** START OF Data section **

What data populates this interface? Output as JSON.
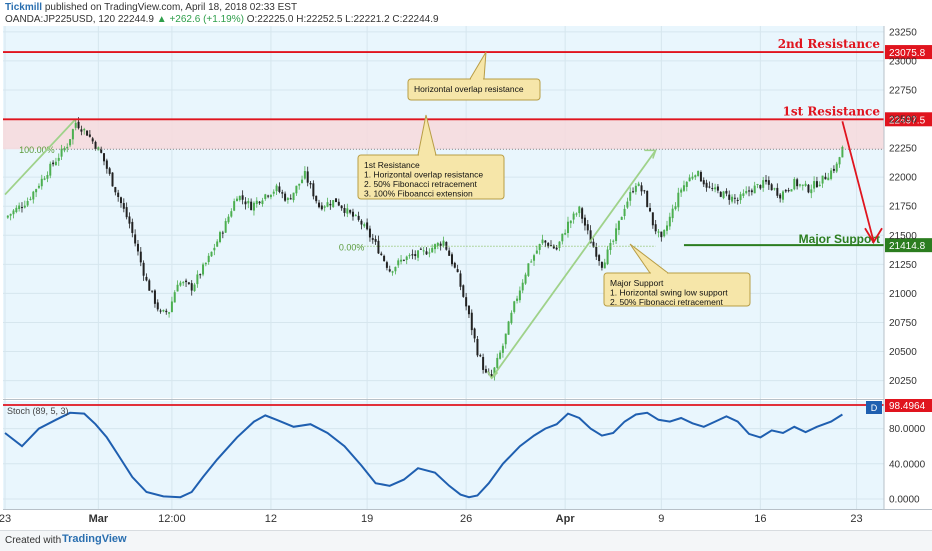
{
  "header": {
    "publisher": "Tickmill",
    "published_text": "published on TradingView.com, April 18, 2018 02:33 EST",
    "symbol": "OANDA:JP225USD, 120",
    "last": "22244.9",
    "change": "▲ +262.6 (+1.19%)",
    "ohlc": "O:22225.0  H:22252.5  L:22221.2  C:22244.9"
  },
  "footer": {
    "created_with": "Created with",
    "brand": "TradingView"
  },
  "colors": {
    "resistance": "#e0141e",
    "support": "#2b7d1f",
    "fib": "#7ab648",
    "stoch": "#1f5fb0",
    "bull": "#4caf50",
    "bear": "#222222",
    "note_bg": "#f6e6a9",
    "note_border": "#b89d45",
    "panel_bg": "#e9f6fd"
  },
  "chart_data": {
    "type": "candlestick",
    "price_axis": {
      "min": 20100,
      "max": 23300,
      "ticks": [
        20250,
        20500,
        20750,
        21000,
        21250,
        21500,
        21750,
        22000,
        22250,
        22500,
        22750,
        23000,
        23250
      ]
    },
    "time_axis": {
      "labels": [
        "23",
        "Mar",
        "12:00",
        "12",
        "19",
        "26",
        "Apr",
        "9",
        "16",
        "23"
      ],
      "label_index": [
        0,
        33,
        59,
        94,
        128,
        163,
        198,
        232,
        267,
        301
      ],
      "total_bars": 310
    },
    "close_path": [
      [
        0,
        21650
      ],
      [
        8,
        21800
      ],
      [
        15,
        22050
      ],
      [
        22,
        22280
      ],
      [
        25,
        22470
      ],
      [
        29,
        22380
      ],
      [
        34,
        22200
      ],
      [
        38,
        21950
      ],
      [
        44,
        21600
      ],
      [
        50,
        21100
      ],
      [
        55,
        20820
      ],
      [
        58,
        20850
      ],
      [
        61,
        21100
      ],
      [
        66,
        21050
      ],
      [
        72,
        21300
      ],
      [
        78,
        21600
      ],
      [
        82,
        21850
      ],
      [
        87,
        21750
      ],
      [
        92,
        21850
      ],
      [
        96,
        21900
      ],
      [
        100,
        21800
      ],
      [
        106,
        22020
      ],
      [
        111,
        21750
      ],
      [
        117,
        21800
      ],
      [
        121,
        21700
      ],
      [
        126,
        21600
      ],
      [
        131,
        21420
      ],
      [
        136,
        21200
      ],
      [
        141,
        21300
      ],
      [
        148,
        21350
      ],
      [
        155,
        21450
      ],
      [
        160,
        21150
      ],
      [
        164,
        20800
      ],
      [
        167,
        20500
      ],
      [
        170,
        20300
      ],
      [
        172,
        20280
      ],
      [
        176,
        20550
      ],
      [
        180,
        20900
      ],
      [
        185,
        21250
      ],
      [
        190,
        21450
      ],
      [
        195,
        21380
      ],
      [
        199,
        21600
      ],
      [
        203,
        21720
      ],
      [
        207,
        21450
      ],
      [
        211,
        21250
      ],
      [
        215,
        21450
      ],
      [
        219,
        21750
      ],
      [
        223,
        21950
      ],
      [
        226,
        21850
      ],
      [
        229,
        21600
      ],
      [
        232,
        21450
      ],
      [
        235,
        21650
      ],
      [
        239,
        21900
      ],
      [
        244,
        22050
      ],
      [
        249,
        21900
      ],
      [
        254,
        21850
      ],
      [
        259,
        21800
      ],
      [
        264,
        21900
      ],
      [
        269,
        21950
      ],
      [
        274,
        21850
      ],
      [
        279,
        21950
      ],
      [
        284,
        21900
      ],
      [
        289,
        21980
      ],
      [
        294,
        22100
      ],
      [
        296,
        22244.9
      ]
    ],
    "levels": [
      {
        "name": "2nd Resistance",
        "value": "23075.8",
        "price": 23075.8
      },
      {
        "name": "1st Resistance",
        "value": "22497.5",
        "price": 22497.5
      },
      {
        "name": "Major Support",
        "value": "21414.8",
        "price": 21414.8
      }
    ],
    "fib_labels": {
      "upper": "100.00%",
      "lower": "0.00%"
    },
    "fib_levels": {
      "upper": 22240,
      "lower": 21405
    },
    "notes": [
      {
        "id": "overlap",
        "lines": [
          "Horizontal overlap resistance"
        ]
      },
      {
        "id": "res1",
        "lines": [
          "1st Resistance",
          "1. Horizontal overlap resistance",
          "2. 50% Fibonacci retracement",
          "3. 100% Fiboancci extension"
        ]
      },
      {
        "id": "support",
        "lines": [
          "Major Support",
          "1. Horizontal swing low support",
          "2. 50% Fibonacci retracement"
        ]
      }
    ],
    "stochastic": {
      "label": "Stoch (89, 5, 3)",
      "marker": "D",
      "level_label": "98.4964",
      "level": 98.4964,
      "ticks": [
        {
          "v": 80,
          "label": "80.0000"
        },
        {
          "v": 40,
          "label": "40.0000"
        },
        {
          "v": 0,
          "label": "0.0000"
        }
      ],
      "path": [
        [
          0,
          75
        ],
        [
          6,
          60
        ],
        [
          12,
          80
        ],
        [
          18,
          90
        ],
        [
          23,
          98
        ],
        [
          28,
          97
        ],
        [
          32,
          85
        ],
        [
          36,
          70
        ],
        [
          40,
          50
        ],
        [
          45,
          25
        ],
        [
          50,
          8
        ],
        [
          56,
          3
        ],
        [
          62,
          2
        ],
        [
          66,
          8
        ],
        [
          70,
          25
        ],
        [
          75,
          45
        ],
        [
          82,
          70
        ],
        [
          88,
          88
        ],
        [
          92,
          95
        ],
        [
          96,
          90
        ],
        [
          102,
          82
        ],
        [
          108,
          85
        ],
        [
          114,
          75
        ],
        [
          120,
          60
        ],
        [
          126,
          38
        ],
        [
          131,
          18
        ],
        [
          136,
          15
        ],
        [
          141,
          22
        ],
        [
          146,
          35
        ],
        [
          152,
          30
        ],
        [
          157,
          15
        ],
        [
          161,
          5
        ],
        [
          164,
          2
        ],
        [
          167,
          4
        ],
        [
          171,
          18
        ],
        [
          176,
          40
        ],
        [
          182,
          60
        ],
        [
          187,
          72
        ],
        [
          191,
          80
        ],
        [
          195,
          85
        ],
        [
          199,
          97
        ],
        [
          203,
          92
        ],
        [
          207,
          80
        ],
        [
          211,
          72
        ],
        [
          215,
          75
        ],
        [
          219,
          88
        ],
        [
          223,
          96
        ],
        [
          227,
          98
        ],
        [
          231,
          90
        ],
        [
          235,
          88
        ],
        [
          239,
          92
        ],
        [
          243,
          86
        ],
        [
          247,
          82
        ],
        [
          251,
          88
        ],
        [
          255,
          94
        ],
        [
          259,
          88
        ],
        [
          263,
          74
        ],
        [
          267,
          70
        ],
        [
          271,
          78
        ],
        [
          275,
          75
        ],
        [
          279,
          82
        ],
        [
          283,
          76
        ],
        [
          287,
          82
        ],
        [
          292,
          88
        ],
        [
          296,
          96
        ]
      ]
    }
  }
}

** END OF Data section **

* [Direction] Scan the listing above and copy all lines containing the word "overlap".

* [Result]
        "id": "overlap",
          "Horizontal overlap resistance"
          "1. Horizontal overlap resistance",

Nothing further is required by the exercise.